Leave out the pictures and copy each record below exactly.

(Stored records)
§ §

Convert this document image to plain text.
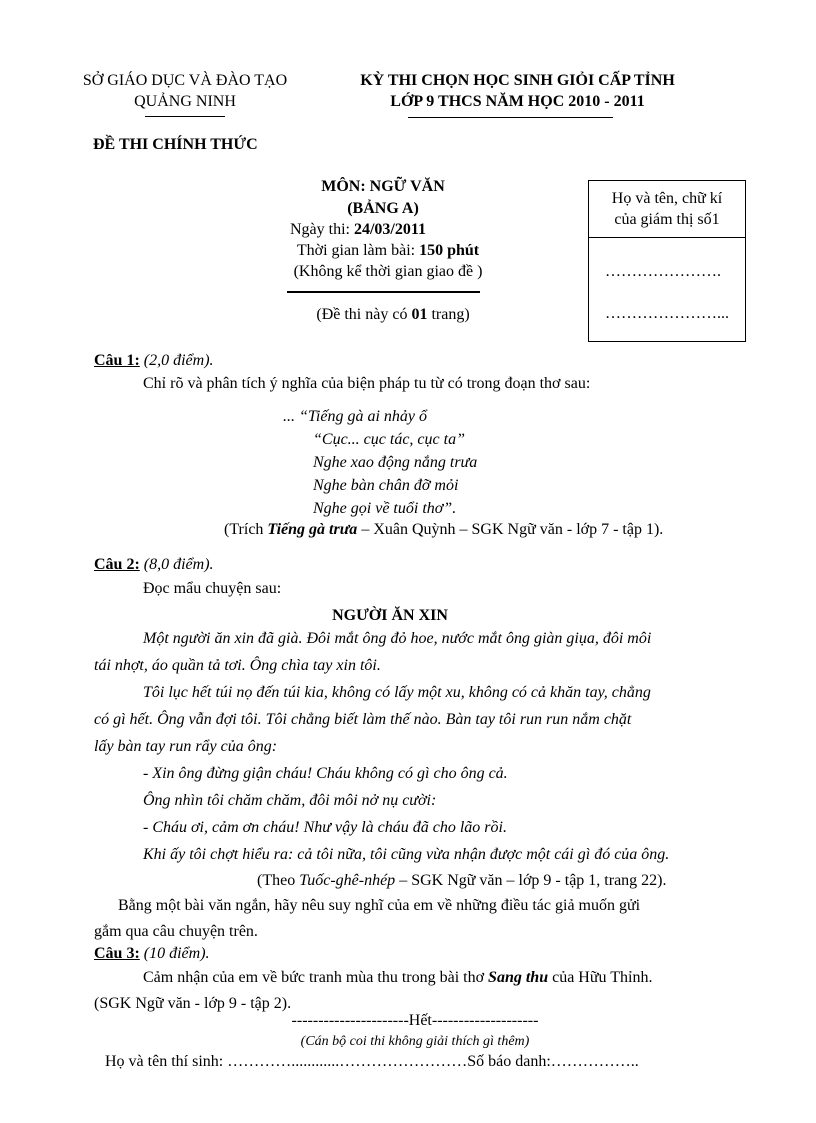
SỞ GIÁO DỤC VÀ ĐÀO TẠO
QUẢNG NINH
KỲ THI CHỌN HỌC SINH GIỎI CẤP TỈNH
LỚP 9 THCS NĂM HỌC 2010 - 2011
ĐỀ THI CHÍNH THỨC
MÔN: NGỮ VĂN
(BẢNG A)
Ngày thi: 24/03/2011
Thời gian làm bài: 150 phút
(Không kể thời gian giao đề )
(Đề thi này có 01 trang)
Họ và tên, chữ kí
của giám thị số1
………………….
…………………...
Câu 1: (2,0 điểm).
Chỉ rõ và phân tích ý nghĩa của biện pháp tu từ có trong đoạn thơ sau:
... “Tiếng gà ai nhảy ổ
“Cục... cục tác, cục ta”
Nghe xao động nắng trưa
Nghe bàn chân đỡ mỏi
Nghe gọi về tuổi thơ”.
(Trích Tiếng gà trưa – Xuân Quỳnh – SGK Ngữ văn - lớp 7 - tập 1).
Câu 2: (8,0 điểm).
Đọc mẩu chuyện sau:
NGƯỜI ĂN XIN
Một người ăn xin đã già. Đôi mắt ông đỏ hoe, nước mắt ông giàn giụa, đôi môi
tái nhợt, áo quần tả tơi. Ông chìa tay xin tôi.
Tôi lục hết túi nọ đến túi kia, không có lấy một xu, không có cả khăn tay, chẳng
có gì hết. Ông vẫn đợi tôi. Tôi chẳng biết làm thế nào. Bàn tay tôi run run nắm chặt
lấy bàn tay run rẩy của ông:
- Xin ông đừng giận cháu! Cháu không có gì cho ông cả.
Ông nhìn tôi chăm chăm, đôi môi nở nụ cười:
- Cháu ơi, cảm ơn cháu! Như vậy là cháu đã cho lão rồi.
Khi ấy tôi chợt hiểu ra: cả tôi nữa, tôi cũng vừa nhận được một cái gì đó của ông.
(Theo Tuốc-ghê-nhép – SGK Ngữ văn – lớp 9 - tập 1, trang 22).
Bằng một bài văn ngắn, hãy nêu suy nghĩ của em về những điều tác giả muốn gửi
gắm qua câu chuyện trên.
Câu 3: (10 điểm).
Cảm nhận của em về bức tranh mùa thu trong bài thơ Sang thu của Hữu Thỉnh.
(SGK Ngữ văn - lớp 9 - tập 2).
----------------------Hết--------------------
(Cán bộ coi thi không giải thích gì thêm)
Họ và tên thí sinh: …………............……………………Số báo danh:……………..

§ §

▶ **ANSWER**:
Convert this document image to plain text.
SỞ GIÁO DỤC VÀ ĐÀO TẠO
QUẢNG NINH
KỲ THI CHỌN HỌC SINH GIỎI CẤP TỈNH
LỚP 9 THCS NĂM HỌC 2010 - 2011
ĐỀ THI CHÍNH THỨC
MÔN: NGỮ VĂN
(BẢNG A)
Ngày thi: 24/03/2011
Thời gian làm bài: 150 phút
(Không kể thời gian giao đề )
(Đề thi này có 01 trang)
Họ và tên, chữ kí
của giám thị số1
………………….
…………………...
Câu 1: (2,0 điểm).
Chỉ rõ và phân tích ý nghĩa của biện pháp tu từ có trong đoạn thơ sau:
... “Tiếng gà ai nhảy ổ
“Cục... cục tác, cục ta”
Nghe xao động nắng trưa
Nghe bàn chân đỡ mỏi
Nghe gọi về tuổi thơ”.
(Trích Tiếng gà trưa – Xuân Quỳnh – SGK Ngữ văn - lớp 7 - tập 1).
Câu 2: (8,0 điểm).
Đọc mẩu chuyện sau:
NGƯỜI ĂN XIN
Một người ăn xin đã già. Đôi mắt ông đỏ hoe, nước mắt ông giàn giụa, đôi môi
tái nhợt, áo quần tả tơi. Ông chìa tay xin tôi.
Tôi lục hết túi nọ đến túi kia, không có lấy một xu, không có cả khăn tay, chẳng
có gì hết. Ông vẫn đợi tôi. Tôi chẳng biết làm thế nào. Bàn tay tôi run run nắm chặt
lấy bàn tay run rẩy của ông:
- Xin ông đừng giận cháu! Cháu không có gì cho ông cả.
Ông nhìn tôi chăm chăm, đôi môi nở nụ cười:
- Cháu ơi, cảm ơn cháu! Như vậy là cháu đã cho lão rồi.
Khi ấy tôi chợt hiểu ra: cả tôi nữa, tôi cũng vừa nhận được một cái gì đó của ông.
(Theo Tuốc-ghê-nhép – SGK Ngữ văn – lớp 9 - tập 1, trang 22).
Bằng một bài văn ngắn, hãy nêu suy nghĩ của em về những điều tác giả muốn gửi
gắm qua câu chuyện trên.
Câu 3: (10 điểm).
Cảm nhận của em về bức tranh mùa thu trong bài thơ Sang thu của Hữu Thỉnh.
(SGK Ngữ văn - lớp 9 - tập 2).
----------------------Hết--------------------
(Cán bộ coi thi không giải thích gì thêm)
Họ và tên thí sinh: …………............……………………Số báo danh:……………..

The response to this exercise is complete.